== Records for this exercise
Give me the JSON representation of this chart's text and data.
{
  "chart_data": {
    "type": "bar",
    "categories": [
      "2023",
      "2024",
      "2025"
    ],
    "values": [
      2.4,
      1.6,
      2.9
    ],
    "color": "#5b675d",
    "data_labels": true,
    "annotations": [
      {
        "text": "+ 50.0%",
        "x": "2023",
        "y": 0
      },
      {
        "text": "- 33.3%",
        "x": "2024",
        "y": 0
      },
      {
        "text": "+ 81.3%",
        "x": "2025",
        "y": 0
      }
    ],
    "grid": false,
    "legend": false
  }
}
====
Task brief
Show every line where the string "text" appears.

Solution
Give me the JSON representation of this chart's text and data.
        "text": "+ 50.0%",
        "text": "- 33.3%",
        "text": "+ 81.3%",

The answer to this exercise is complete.